*Goal*.
Copy the lines starting at the one containing "size-number: 40 xyxy=(626,458,655,481)" and ending at the one containing "value-cell: 12 xyxy=(771,748,865,792)", both included, with no changes.

*Data taken from a collection*.
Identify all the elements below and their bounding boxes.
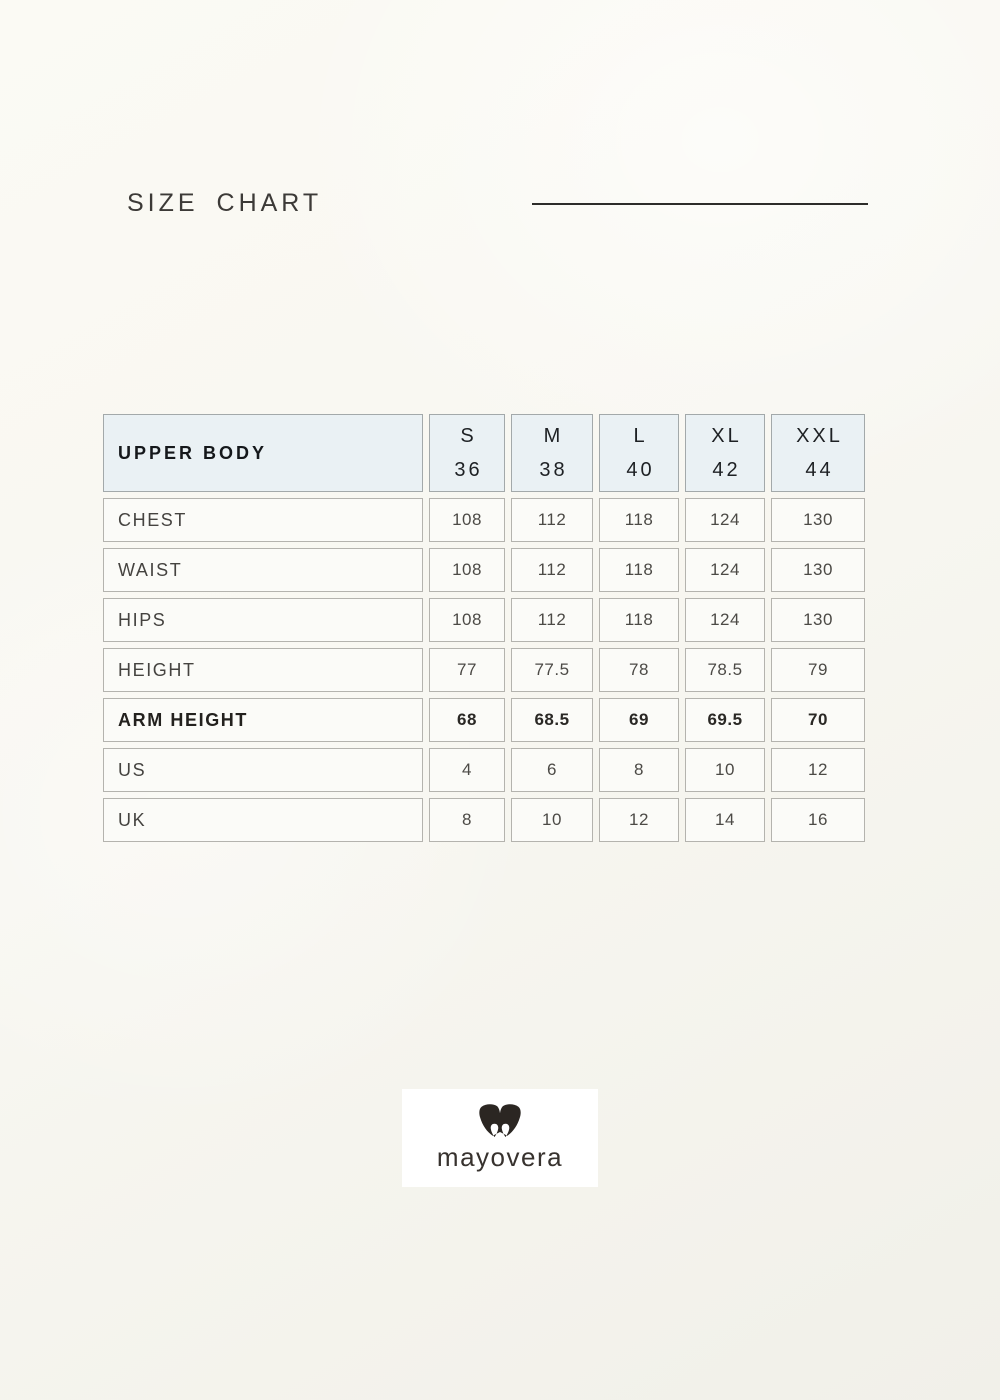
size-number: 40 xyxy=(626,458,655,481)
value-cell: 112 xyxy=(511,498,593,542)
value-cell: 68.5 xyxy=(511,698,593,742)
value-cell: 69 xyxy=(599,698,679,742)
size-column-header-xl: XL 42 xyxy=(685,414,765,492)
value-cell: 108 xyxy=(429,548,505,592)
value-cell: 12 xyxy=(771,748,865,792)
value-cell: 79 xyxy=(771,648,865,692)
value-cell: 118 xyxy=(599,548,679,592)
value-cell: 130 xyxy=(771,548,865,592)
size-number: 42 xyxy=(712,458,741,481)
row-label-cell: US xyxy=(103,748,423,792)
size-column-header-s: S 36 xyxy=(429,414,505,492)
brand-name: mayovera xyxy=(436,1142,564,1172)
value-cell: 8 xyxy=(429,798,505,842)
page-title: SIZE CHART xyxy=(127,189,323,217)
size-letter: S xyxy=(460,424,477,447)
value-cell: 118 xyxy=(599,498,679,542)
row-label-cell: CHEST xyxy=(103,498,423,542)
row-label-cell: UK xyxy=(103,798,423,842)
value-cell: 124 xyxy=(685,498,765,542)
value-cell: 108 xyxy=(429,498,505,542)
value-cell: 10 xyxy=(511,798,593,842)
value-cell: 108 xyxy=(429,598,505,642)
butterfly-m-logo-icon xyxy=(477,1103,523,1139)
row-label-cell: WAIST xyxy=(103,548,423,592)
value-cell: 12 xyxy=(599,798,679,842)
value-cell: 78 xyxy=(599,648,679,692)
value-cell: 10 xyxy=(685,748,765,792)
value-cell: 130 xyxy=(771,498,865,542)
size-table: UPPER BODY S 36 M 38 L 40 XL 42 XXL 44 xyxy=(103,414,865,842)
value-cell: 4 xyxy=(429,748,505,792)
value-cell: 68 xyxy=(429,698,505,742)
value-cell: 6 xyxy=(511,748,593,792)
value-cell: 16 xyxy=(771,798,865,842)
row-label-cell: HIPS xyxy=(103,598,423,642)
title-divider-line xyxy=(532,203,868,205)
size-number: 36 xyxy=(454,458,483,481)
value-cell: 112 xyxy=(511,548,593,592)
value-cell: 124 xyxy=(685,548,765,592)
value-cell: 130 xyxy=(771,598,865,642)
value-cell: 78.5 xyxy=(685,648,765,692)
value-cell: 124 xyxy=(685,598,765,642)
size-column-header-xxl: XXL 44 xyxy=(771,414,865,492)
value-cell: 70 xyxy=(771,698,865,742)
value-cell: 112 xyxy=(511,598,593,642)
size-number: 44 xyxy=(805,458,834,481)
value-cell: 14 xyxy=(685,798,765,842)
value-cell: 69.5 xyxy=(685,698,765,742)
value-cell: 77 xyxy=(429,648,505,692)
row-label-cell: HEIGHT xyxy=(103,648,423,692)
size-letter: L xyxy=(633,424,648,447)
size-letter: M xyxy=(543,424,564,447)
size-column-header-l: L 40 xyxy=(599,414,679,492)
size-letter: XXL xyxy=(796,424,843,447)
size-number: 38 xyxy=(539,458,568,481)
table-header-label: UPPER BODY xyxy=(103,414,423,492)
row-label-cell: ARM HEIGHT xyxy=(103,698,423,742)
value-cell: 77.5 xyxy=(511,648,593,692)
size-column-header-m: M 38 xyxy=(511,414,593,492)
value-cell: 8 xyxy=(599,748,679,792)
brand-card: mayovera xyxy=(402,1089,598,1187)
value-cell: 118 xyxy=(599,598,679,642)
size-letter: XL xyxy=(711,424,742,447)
* * *
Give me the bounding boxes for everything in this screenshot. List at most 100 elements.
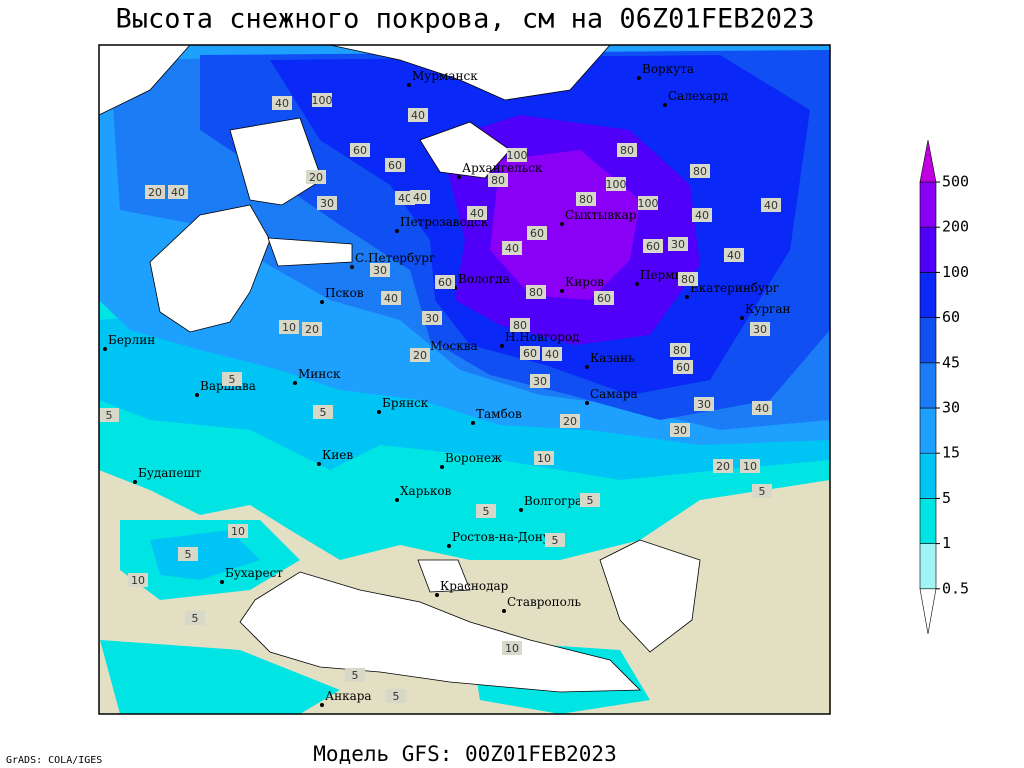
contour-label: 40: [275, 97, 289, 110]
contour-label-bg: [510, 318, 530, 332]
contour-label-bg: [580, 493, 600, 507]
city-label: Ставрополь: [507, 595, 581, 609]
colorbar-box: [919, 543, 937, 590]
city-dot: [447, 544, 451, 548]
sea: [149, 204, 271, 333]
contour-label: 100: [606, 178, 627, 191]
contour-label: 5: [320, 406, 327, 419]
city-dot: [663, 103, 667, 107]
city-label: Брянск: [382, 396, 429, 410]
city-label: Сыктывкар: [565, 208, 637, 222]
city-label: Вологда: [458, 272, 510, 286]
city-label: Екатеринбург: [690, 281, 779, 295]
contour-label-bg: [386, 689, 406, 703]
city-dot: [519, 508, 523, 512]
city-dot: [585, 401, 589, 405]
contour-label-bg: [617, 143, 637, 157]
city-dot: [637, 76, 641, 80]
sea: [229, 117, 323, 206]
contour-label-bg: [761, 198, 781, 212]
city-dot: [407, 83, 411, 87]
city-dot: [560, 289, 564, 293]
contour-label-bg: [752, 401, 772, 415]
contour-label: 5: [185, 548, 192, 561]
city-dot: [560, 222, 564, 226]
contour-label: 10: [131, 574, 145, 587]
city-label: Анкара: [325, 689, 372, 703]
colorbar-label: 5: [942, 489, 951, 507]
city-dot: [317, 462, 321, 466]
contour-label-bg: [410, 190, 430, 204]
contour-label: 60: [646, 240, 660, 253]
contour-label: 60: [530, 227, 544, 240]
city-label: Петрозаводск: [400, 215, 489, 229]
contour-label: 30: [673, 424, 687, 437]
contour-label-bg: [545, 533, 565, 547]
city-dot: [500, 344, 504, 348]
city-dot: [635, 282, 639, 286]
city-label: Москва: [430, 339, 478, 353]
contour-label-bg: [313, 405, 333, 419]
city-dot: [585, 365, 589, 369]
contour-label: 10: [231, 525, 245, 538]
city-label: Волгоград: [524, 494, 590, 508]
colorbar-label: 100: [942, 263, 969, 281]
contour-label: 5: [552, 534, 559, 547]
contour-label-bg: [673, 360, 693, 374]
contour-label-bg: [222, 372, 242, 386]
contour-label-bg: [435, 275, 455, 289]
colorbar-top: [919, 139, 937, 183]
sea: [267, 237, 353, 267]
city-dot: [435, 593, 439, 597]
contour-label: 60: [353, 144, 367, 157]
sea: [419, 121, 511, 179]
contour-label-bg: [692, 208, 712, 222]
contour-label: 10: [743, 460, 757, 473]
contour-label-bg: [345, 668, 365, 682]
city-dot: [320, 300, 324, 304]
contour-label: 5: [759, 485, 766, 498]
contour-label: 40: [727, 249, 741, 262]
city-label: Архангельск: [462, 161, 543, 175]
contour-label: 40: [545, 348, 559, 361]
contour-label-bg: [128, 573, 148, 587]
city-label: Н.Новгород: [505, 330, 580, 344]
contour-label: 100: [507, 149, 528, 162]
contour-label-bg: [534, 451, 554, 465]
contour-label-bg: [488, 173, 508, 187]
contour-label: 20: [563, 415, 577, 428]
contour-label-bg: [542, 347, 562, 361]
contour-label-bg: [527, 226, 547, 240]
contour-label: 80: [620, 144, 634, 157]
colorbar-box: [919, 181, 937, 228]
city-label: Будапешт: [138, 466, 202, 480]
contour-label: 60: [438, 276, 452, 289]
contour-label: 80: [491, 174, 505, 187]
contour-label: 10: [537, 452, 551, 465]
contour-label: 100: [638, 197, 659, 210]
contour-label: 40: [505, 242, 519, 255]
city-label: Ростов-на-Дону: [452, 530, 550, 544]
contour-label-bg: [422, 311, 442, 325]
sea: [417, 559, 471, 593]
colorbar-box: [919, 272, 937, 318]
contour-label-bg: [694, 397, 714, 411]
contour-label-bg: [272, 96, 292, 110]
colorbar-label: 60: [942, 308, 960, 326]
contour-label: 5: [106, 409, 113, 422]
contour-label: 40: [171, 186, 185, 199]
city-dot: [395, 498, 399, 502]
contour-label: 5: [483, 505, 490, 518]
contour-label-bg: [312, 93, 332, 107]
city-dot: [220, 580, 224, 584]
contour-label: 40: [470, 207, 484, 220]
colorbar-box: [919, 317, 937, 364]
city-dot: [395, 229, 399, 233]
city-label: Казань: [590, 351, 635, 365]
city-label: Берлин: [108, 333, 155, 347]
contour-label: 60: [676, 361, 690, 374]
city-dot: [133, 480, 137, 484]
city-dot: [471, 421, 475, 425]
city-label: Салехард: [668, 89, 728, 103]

*Expected answer*.
size-number: 40 xyxy=(626,458,655,481)
value-cell: 112 xyxy=(511,498,593,542)
value-cell: 68.5 xyxy=(511,698,593,742)
value-cell: 69 xyxy=(599,698,679,742)
size-column-header-xl: XL 42 xyxy=(685,414,765,492)
value-cell: 108 xyxy=(429,548,505,592)
value-cell: 12 xyxy=(771,748,865,792)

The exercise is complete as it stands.